*Directions for this task:* Copy out all the lines exactly. Omit pictures.

*Input rows:*
** BEGIN **

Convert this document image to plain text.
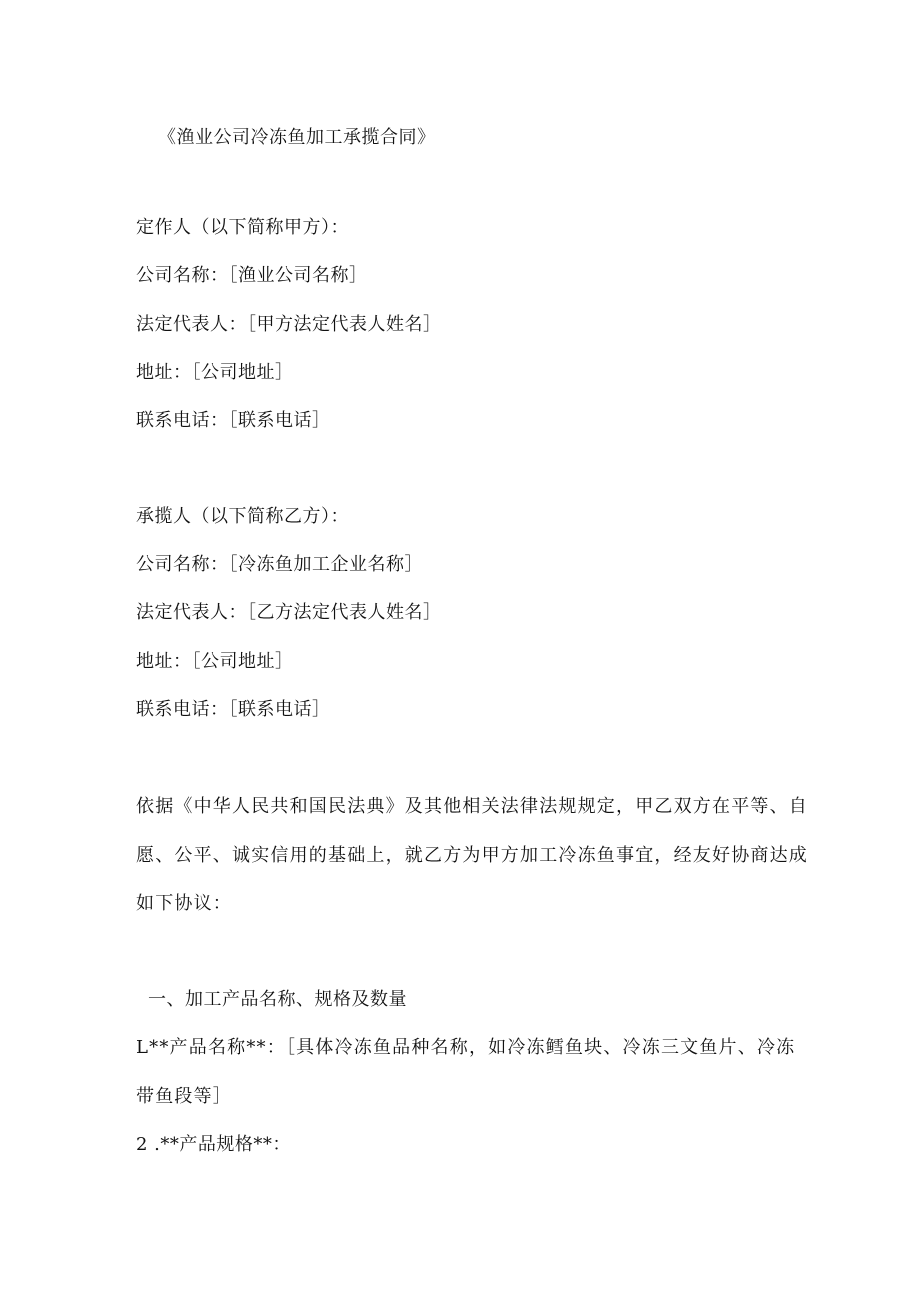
《渔业公司冷冻鱼加工承揽合同》
定作人（以下简称甲方）：
公司名称：［渔业公司名称］
法定代表人：［甲方法定代表人姓名］
地址：［公司地址］
联系电话：［联系电话］
承揽人（以下简称乙方）：
公司名称：［冷冻鱼加工企业名称］
法定代表人：［乙方法定代表人姓名］
地址：［公司地址］
联系电话：［联系电话］
依据《中华人民共和国民法典》及其他相关法律法规规定，甲乙双方在平等、自
愿、公平、诚实信用的基础上，就乙方为甲方加工冷冻鱼事宜，经友好协商达成
如下协议：
一、加工产品名称、规格及数量
L**产品名称**：［具体冷冻鱼品种名称，如冷冻鳕鱼块、冷冻三文鱼片、冷冻
带鱼段等］
2 .**产品规格**：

** END **

*In response:*
Convert this document image to plain text.
《渔业公司冷冻鱼加工承揽合同》
定作人（以下简称甲方）：
公司名称：［渔业公司名称］
法定代表人：［甲方法定代表人姓名］
地址：［公司地址］
联系电话：［联系电话］
承揽人（以下简称乙方）：
公司名称：［冷冻鱼加工企业名称］
法定代表人：［乙方法定代表人姓名］
地址：［公司地址］
联系电话：［联系电话］
依据《中华人民共和国民法典》及其他相关法律法规规定，甲乙双方在平等、自
愿、公平、诚实信用的基础上，就乙方为甲方加工冷冻鱼事宜，经友好协商达成
如下协议：
一、加工产品名称、规格及数量
L**产品名称**：［具体冷冻鱼品种名称，如冷冻鳕鱼块、冷冻三文鱼片、冷冻
带鱼段等］
2 .**产品规格**：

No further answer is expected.